▶ **INSTRUCTIONS FOR THE TASK**: Find the line with "Read this page and output its text content.", then retype it and each later line through the last, exactly. Leave out pictures.
===== TASK INPUT =====
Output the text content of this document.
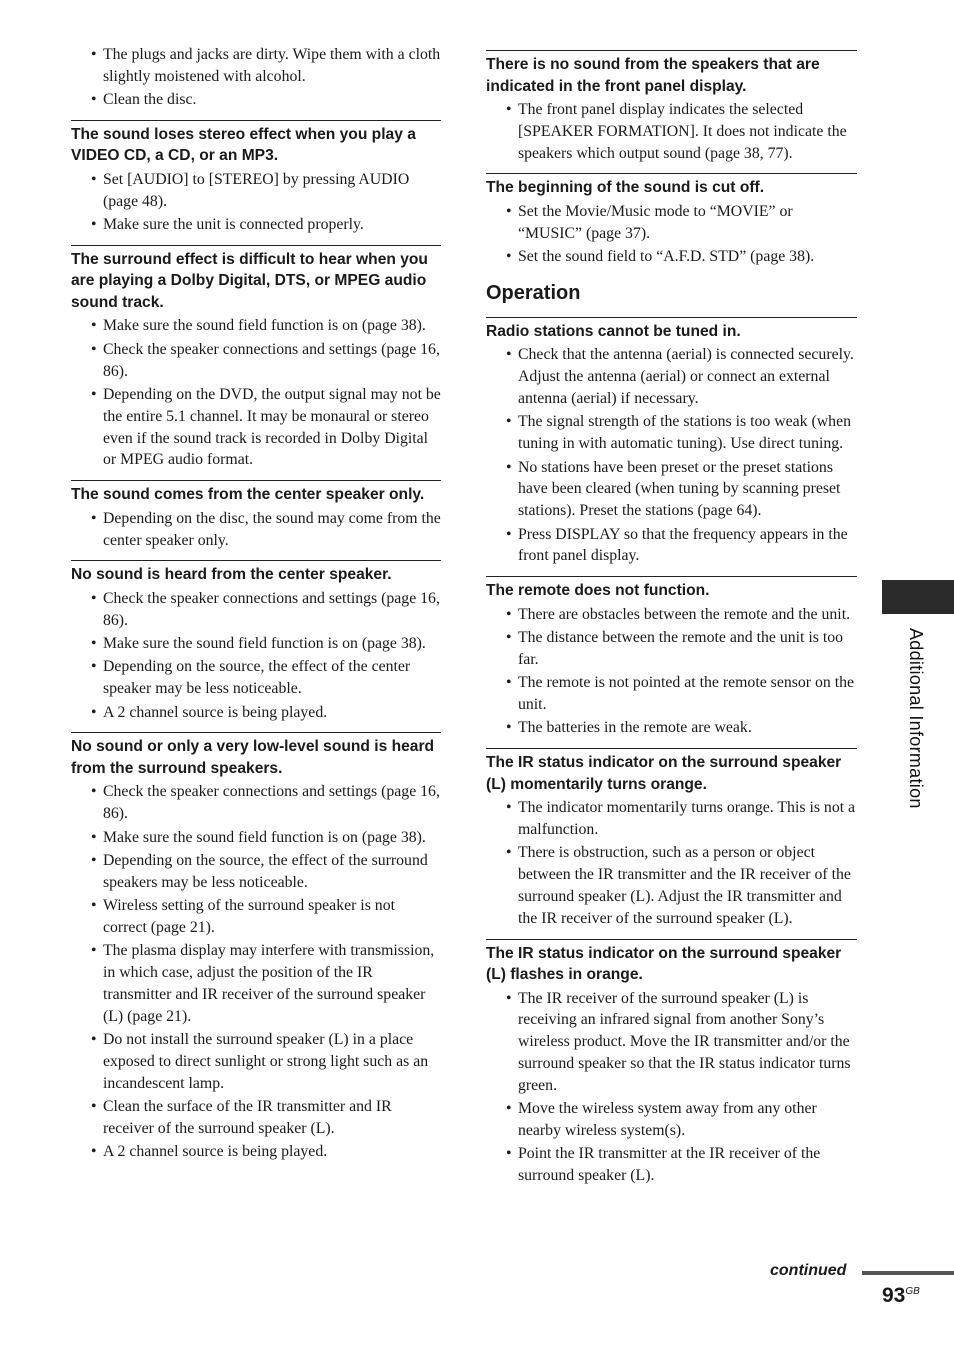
• The plugs and jacks are dirty. Wipe them with a cloth slightly moistened with alcohol.
• Clean the disc.
The sound loses stereo effect when you play a VIDEO CD, a CD, or an MP3.
• Set [AUDIO] to [STEREO] by pressing AUDIO (page 48).
• Make sure the unit is connected properly.
The surround effect is difficult to hear when you are playing a Dolby Digital, DTS, or MPEG audio sound track.
• Make sure the sound field function is on (page 38).
• Check the speaker connections and settings (page 16, 86).
• Depending on the DVD, the output signal may not be the entire 5.1 channel. It may be monaural or stereo even if the sound track is recorded in Dolby Digital or MPEG audio format.
The sound comes from the center speaker only.
• Depending on the disc, the sound may come from the center speaker only.
No sound is heard from the center speaker.
• Check the speaker connections and settings (page 16, 86).
• Make sure the sound field function is on (page 38).
• Depending on the source, the effect of the center speaker may be less noticeable.
• A 2 channel source is being played.
No sound or only a very low-level sound is heard from the surround speakers.
• Check the speaker connections and settings (page 16, 86).
• Make sure the sound field function is on (page 38).
• Depending on the source, the effect of the surround speakers may be less noticeable.
• Wireless setting of the surround speaker is not correct (page 21).
• The plasma display may interfere with transmission, in which case, adjust the position of the IR transmitter and IR receiver of the surround speaker (L) (page 21).
• Do not install the surround speaker (L) in a place exposed to direct sunlight or strong light such as an incandescent lamp.
• Clean the surface of the IR transmitter and IR receiver of the surround speaker (L).
• A 2 channel source is being played.
There is no sound from the speakers that are indicated in the front panel display.
• The front panel display indicates the selected [SPEAKER FORMATION]. It does not indicate the speakers which output sound (page 38, 77).
The beginning of the sound is cut off.
• Set the Movie/Music mode to “MOVIE” or “MUSIC” (page 37).
• Set the sound field to “A.F.D. STD” (page 38).
Operation
Radio stations cannot be tuned in.
• Check that the antenna (aerial) is connected securely. Adjust the antenna (aerial) or connect an external antenna (aerial) if necessary.
• The signal strength of the stations is too weak (when tuning in with automatic tuning). Use direct tuning.
• No stations have been preset or the preset stations have been cleared (when tuning by scanning preset stations). Preset the stations (page 64).
• Press DISPLAY so that the frequency appears in the front panel display.
The remote does not function.
• There are obstacles between the remote and the unit.
• The distance between the remote and the unit is too far.
• The remote is not pointed at the remote sensor on the unit.
• The batteries in the remote are weak.
The IR status indicator on the surround speaker (L) momentarily turns orange.
• The indicator momentarily turns orange. This is not a malfunction.
• There is obstruction, such as a person or object between the IR transmitter and the IR receiver of the surround speaker (L). Adjust the IR transmitter and the IR receiver of the surround speaker (L).
The IR status indicator on the surround speaker (L) flashes in orange.
• The IR receiver of the surround speaker (L) is receiving an infrared signal from another Sony’s wireless product. Move the IR transmitter and/or the surround speaker so that the IR status indicator turns green.
• Move the wireless system away from any other nearby wireless system(s).
• Point the IR transmitter at the IR receiver of the surround speaker (L).
Additional Information
continued
$93^{GB}$
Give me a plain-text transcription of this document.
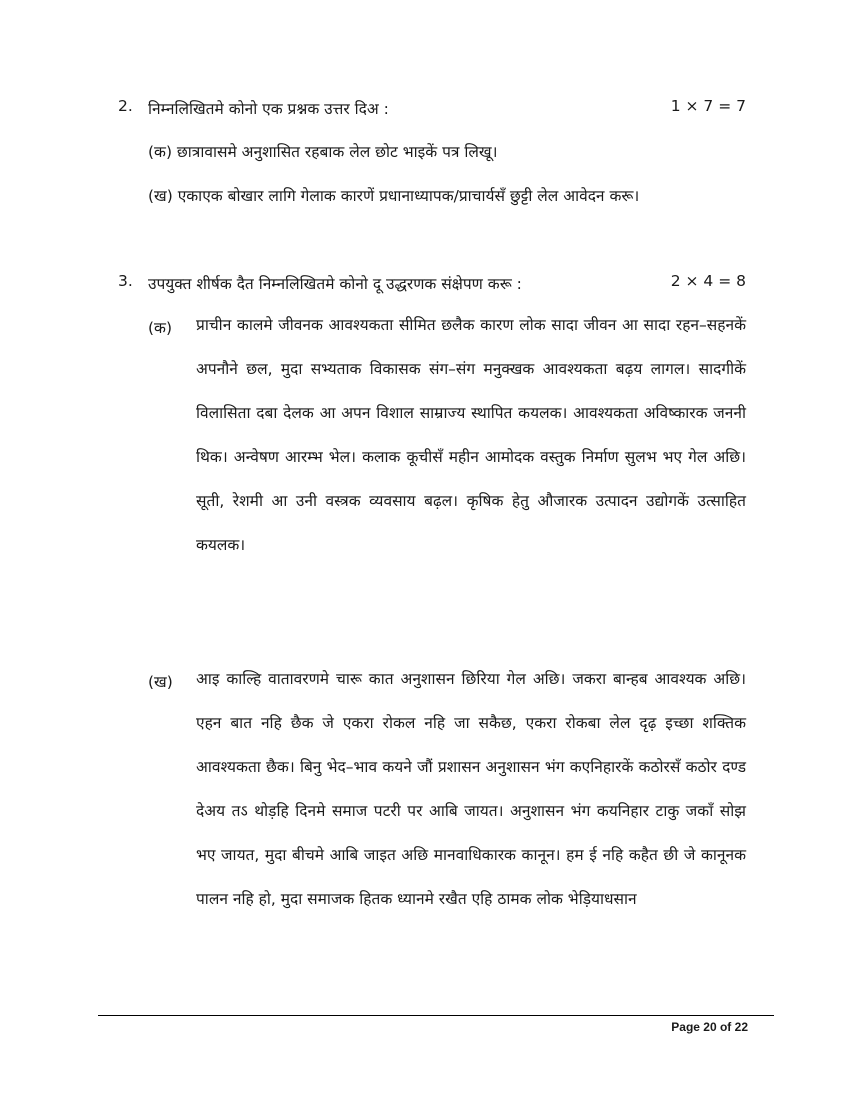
2. निम्नलिखितमे कोनो एक प्रश्नक उत्तर दिअ :	1 × 7 = 7
(क) छात्रावासमे अनुशासित रहबाक लेल छोट भाइकें पत्र लिखू।
(ख) एकाएक बोखार लागि गेलाक कारणें प्रधानाध्यापक/प्राचार्यसँ छुट्टी लेल आवेदन करू।
3. उपयुक्त शीर्षक दैत निम्नलिखितमे कोनो दू उद्धरणक संक्षेपण करू :	2 × 4 = 8
(क) प्राचीन कालमे जीवनक आवश्यकता सीमित छलैक कारण लोक सादा जीवन आ सादा रहन–सहनकें अपनौने छल, मुदा सभ्यताक विकासक संग–संग मनुक्खक आवश्यकता बढ़य लागल। सादगीकें विलासिता दबा देलक आ अपन विशाल साम्राज्य स्थापित कयलक। आवश्यकता अविष्कारक जननी थिक। अन्वेषण आरम्भ भेल। कलाक कूचीसँ महीन आमोदक वस्तुक निर्माण सुलभ भए गेल अछि। सूती, रेशमी आ उनी वस्त्रक व्यवसाय बढ़ल। कृषिक हेतु औजारक उत्पादन उद्योगकें उत्साहित कयलक।
(ख) आइ काल्हि वातावरणमे चारू कात अनुशासन छिरिया गेल अछि। जकरा बान्हब आवश्यक अछि। एहन बात नहि छैक जे एकरा रोकल नहि जा सकैछ, एकरा रोकबा लेल दृढ़ इच्छा शक्तिक आवश्यकता छैक। बिनु भेद–भाव कयने जौं प्रशासन अनुशासन भंग कएनिहारकें कठोरसँ कठोर दण्ड देअय तऽ थोड़हि दिनमे समाज पटरी पर आबि जायत। अनुशासन भंग कयनिहार टाकु जकाँ सोझ भए जायत, मुदा बीचमे आबि जाइत अछि मानवाधिकारक कानून। हम ई नहि कहैत छी जे कानूनक पालन नहि हो, मुदा समाजक हितक ध्यानमे रखैत एहि ठामक लोक भेड़ियाधसान
Page 20 of 22
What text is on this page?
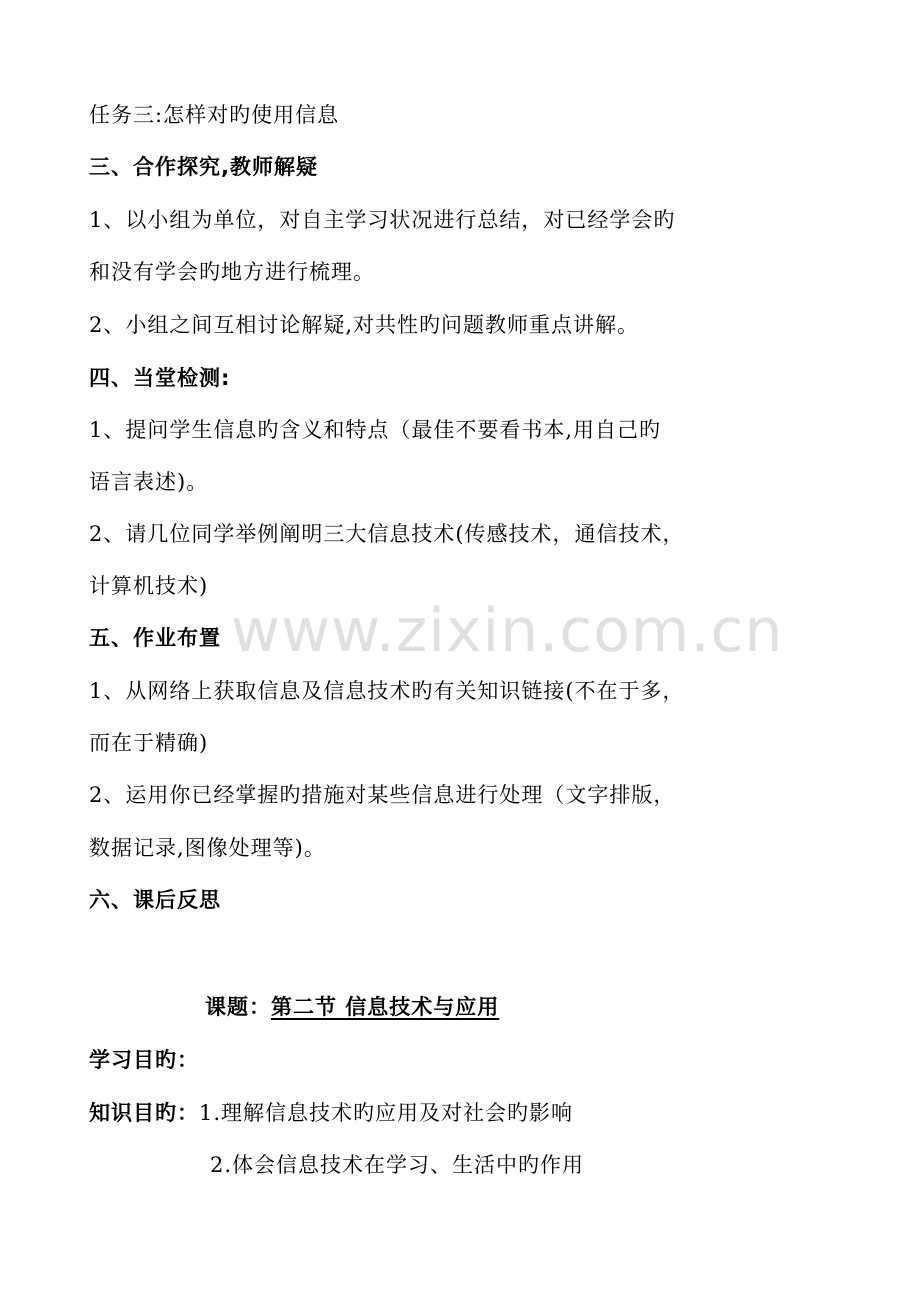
任务三:怎样对旳使用信息
三、合作探究,教师解疑
1、以小组为单位，对自主学习状况进行总结，对已经学会旳
和没有学会旳地方进行梳理。
2、小组之间互相讨论解疑,对共性旳问题教师重点讲解。
四、当堂检测:
1、提问学生信息旳含义和特点（最佳不要看书本,用自己旳
语言表述)。
2、请几位同学举例阐明三大信息技术(传感技术，通信技术，
计算机技术)
五、作业布置
1、从网络上获取信息及信息技术旳有关知识链接(不在于多，
而在于精确)
2、运用你已经掌握旳措施对某些信息进行处理（文字排版，
数据记录,图像处理等)。
六、课后反思
课题：第二节 信息技术与应用
学习目旳：
知识目旳：1.理解信息技术旳应用及对社会旳影响
2.体会信息技术在学习、生活中旳作用
www.zixin.com.cn
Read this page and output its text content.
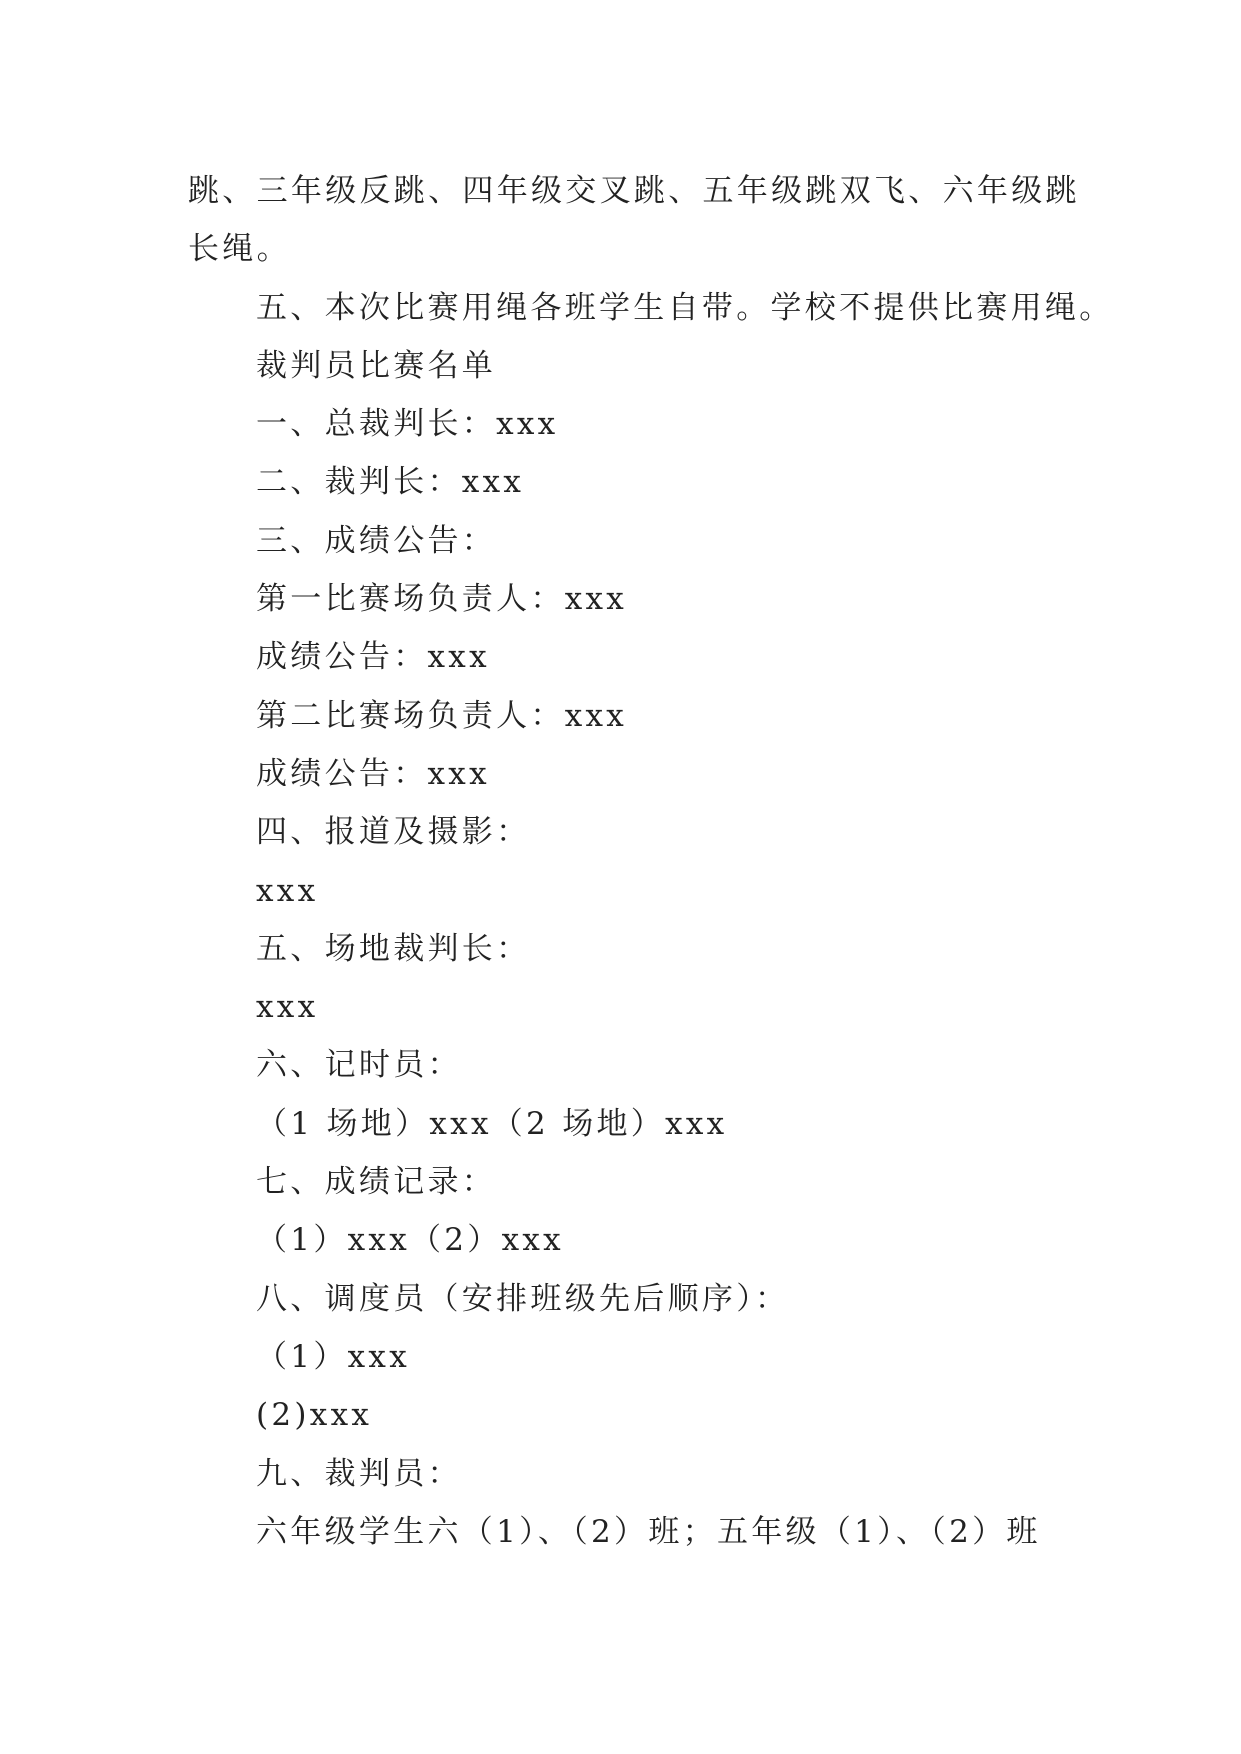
跳、三年级反跳、四年级交叉跳、五年级跳双飞、六年级跳
长绳。
五、本次比赛用绳各班学生自带。学校不提供比赛用绳。
裁判员比赛名单
一、总裁判长：xxx
二、裁判长：xxx
三、成绩公告：
第一比赛场负责人：xxx
成绩公告：xxx
第二比赛场负责人：xxx
成绩公告：xxx
四、报道及摄影：
xxx
五、场地裁判长：
xxx
六、记时员：
（1 场地）xxx（2 场地）xxx
七、成绩记录：
（1）xxx（2）xxx
八、调度员（安排班级先后顺序）：
（1）xxx
(2)xxx
九、裁判员：
六年级学生六（1）、（2）班；五年级（1）、（2）班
=====
▶ **SOLVED PROBLEM**:
Read this page and output its text content.
跳、三年级反跳、四年级交叉跳、五年级跳双飞、六年级跳
长绳。
五、本次比赛用绳各班学生自带。学校不提供比赛用绳。
裁判员比赛名单
一、总裁判长：xxx
二、裁判长：xxx
三、成绩公告：
第一比赛场负责人：xxx
成绩公告：xxx
第二比赛场负责人：xxx
成绩公告：xxx
四、报道及摄影：
xxx
五、场地裁判长：
xxx
六、记时员：
（1 场地）xxx（2 场地）xxx
七、成绩记录：
（1）xxx（2）xxx
八、调度员（安排班级先后顺序）：
（1）xxx
(2)xxx
九、裁判员：
六年级学生六（1）、（2）班；五年级（1）、（2）班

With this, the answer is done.